- **Records shown**:
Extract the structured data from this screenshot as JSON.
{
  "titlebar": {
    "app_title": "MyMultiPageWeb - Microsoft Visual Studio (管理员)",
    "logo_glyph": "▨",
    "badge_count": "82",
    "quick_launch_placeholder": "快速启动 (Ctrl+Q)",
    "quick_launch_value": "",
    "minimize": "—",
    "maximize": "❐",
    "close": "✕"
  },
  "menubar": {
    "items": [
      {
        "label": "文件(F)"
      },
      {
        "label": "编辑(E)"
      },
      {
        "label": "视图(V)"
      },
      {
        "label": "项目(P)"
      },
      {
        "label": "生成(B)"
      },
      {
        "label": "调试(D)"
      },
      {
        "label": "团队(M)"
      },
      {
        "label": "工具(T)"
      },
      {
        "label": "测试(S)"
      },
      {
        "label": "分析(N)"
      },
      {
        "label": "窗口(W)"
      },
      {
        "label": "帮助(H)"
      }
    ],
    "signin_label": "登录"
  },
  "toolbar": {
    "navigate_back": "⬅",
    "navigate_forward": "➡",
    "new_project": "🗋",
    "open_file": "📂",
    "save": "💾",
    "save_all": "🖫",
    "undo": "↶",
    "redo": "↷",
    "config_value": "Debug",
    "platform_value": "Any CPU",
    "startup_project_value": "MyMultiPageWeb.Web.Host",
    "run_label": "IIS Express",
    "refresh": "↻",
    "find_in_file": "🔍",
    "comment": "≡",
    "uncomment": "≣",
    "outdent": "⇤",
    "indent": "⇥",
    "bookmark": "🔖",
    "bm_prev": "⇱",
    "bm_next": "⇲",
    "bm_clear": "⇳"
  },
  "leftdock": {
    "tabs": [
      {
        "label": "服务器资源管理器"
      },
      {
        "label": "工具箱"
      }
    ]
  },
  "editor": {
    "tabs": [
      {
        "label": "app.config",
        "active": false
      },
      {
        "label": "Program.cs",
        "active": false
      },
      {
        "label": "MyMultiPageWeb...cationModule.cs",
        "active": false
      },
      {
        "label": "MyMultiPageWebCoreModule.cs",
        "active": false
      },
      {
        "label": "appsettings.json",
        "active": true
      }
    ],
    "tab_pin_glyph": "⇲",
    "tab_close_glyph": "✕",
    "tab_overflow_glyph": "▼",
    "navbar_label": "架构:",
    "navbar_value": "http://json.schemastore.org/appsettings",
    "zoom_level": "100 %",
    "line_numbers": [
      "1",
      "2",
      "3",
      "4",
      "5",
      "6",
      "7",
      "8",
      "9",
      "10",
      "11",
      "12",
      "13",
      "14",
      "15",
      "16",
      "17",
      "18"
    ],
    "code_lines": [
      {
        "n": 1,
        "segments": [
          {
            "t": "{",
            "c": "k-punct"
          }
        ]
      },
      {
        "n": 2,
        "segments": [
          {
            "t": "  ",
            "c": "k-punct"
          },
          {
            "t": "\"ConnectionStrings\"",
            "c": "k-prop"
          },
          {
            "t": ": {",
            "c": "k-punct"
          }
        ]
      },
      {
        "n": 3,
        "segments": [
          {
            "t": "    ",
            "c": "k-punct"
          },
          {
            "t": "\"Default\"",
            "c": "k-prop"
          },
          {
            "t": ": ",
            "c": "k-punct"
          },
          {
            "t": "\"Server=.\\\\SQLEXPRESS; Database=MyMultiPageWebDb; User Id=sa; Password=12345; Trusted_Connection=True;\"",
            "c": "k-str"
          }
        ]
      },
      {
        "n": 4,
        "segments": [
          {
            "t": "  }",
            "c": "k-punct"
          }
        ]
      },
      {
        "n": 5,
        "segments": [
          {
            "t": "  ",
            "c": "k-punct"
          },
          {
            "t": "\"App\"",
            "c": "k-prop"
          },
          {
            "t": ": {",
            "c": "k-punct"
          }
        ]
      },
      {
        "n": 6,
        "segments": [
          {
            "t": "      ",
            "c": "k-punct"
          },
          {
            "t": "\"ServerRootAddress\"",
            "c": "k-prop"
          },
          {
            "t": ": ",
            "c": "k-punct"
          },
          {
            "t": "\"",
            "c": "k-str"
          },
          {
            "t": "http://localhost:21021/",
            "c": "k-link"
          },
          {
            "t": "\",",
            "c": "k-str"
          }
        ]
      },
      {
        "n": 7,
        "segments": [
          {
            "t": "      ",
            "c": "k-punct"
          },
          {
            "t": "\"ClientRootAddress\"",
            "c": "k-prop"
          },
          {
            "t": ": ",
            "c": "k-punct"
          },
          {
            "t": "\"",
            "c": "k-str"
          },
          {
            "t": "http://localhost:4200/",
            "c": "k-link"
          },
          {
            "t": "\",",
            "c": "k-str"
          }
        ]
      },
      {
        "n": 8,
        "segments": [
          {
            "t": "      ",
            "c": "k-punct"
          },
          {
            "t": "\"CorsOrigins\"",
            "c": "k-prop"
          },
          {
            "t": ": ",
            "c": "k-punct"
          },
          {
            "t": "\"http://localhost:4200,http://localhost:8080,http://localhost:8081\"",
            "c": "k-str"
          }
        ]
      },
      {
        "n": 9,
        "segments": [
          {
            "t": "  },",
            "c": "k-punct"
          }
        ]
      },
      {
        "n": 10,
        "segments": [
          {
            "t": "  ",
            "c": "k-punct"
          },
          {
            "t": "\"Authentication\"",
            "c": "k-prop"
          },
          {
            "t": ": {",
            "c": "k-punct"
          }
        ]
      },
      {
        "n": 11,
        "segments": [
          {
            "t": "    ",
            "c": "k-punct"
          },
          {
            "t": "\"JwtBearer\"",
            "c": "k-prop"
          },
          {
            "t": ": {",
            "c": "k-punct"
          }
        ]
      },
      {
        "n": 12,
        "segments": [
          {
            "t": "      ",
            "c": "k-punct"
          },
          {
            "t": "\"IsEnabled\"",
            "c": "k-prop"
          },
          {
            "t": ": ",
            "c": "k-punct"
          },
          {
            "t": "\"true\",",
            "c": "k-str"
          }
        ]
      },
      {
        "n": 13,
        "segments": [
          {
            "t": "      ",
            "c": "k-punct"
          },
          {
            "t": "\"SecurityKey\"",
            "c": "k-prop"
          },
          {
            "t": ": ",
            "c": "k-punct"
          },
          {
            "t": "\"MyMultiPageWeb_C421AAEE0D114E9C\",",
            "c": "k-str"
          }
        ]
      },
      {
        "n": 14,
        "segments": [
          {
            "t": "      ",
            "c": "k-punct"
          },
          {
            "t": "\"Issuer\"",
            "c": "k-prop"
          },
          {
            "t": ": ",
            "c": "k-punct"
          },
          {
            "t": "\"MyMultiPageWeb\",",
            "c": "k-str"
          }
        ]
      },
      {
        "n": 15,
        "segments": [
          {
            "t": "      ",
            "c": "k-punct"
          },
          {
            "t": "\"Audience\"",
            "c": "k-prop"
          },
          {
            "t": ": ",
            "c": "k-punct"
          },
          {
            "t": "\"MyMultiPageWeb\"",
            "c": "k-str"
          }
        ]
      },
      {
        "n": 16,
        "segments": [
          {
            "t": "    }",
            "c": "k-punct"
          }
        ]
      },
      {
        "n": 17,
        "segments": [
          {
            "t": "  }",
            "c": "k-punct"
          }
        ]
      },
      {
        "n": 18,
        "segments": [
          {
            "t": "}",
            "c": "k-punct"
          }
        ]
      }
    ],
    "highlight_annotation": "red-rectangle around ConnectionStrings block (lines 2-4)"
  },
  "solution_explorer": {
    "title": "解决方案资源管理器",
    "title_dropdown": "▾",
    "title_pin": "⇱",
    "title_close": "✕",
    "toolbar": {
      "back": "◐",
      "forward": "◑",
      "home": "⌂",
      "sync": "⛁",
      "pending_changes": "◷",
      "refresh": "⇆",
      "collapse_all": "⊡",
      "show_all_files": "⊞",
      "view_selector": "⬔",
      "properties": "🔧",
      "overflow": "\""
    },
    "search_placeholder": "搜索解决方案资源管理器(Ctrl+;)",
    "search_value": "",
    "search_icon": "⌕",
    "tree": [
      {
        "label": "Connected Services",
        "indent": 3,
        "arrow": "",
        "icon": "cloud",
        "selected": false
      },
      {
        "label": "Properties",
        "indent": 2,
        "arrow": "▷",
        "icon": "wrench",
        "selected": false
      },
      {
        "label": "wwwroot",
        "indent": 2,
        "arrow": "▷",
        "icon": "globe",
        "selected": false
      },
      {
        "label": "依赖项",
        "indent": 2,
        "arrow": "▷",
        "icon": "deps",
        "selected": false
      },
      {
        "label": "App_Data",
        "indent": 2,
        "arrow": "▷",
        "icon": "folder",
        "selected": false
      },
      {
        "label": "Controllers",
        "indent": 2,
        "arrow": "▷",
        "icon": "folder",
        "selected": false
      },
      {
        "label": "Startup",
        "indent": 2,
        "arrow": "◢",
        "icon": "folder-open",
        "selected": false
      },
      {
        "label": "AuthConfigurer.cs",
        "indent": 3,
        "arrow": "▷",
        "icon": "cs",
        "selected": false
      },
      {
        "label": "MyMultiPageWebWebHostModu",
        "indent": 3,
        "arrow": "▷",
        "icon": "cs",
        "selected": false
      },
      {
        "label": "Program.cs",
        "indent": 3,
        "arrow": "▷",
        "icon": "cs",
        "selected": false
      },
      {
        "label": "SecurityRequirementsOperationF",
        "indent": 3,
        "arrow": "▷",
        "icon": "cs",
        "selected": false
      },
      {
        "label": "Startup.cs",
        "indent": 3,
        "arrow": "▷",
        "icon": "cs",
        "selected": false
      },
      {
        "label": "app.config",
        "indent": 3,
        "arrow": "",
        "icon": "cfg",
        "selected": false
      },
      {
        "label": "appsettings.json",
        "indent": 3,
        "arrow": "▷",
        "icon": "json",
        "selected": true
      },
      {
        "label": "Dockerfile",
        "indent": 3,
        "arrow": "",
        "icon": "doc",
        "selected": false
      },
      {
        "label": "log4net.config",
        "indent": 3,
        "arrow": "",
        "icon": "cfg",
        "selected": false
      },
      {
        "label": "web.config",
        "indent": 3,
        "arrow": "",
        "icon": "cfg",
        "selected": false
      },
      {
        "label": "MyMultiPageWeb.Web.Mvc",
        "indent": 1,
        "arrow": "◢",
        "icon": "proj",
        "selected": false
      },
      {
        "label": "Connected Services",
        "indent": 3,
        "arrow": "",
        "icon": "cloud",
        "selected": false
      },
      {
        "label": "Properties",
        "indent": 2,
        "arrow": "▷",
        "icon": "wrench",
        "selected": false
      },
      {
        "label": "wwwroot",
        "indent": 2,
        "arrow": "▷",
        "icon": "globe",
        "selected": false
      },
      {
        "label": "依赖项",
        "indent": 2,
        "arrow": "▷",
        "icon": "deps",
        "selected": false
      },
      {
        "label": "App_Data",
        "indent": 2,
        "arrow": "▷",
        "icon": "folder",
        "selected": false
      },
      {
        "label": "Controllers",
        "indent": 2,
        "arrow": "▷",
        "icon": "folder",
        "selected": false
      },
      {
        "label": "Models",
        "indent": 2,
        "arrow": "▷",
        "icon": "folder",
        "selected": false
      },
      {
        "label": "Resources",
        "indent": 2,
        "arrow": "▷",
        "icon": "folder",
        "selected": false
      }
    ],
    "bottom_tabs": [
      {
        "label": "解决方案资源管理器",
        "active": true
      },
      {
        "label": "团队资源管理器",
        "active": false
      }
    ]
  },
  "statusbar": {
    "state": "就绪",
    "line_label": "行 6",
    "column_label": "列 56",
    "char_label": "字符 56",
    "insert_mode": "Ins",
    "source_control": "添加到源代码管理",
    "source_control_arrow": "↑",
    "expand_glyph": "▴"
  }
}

- **Exercise task**: Lines containing the string "http" should be counted; reply with their number and nothing more.

- **Problem solution**: 4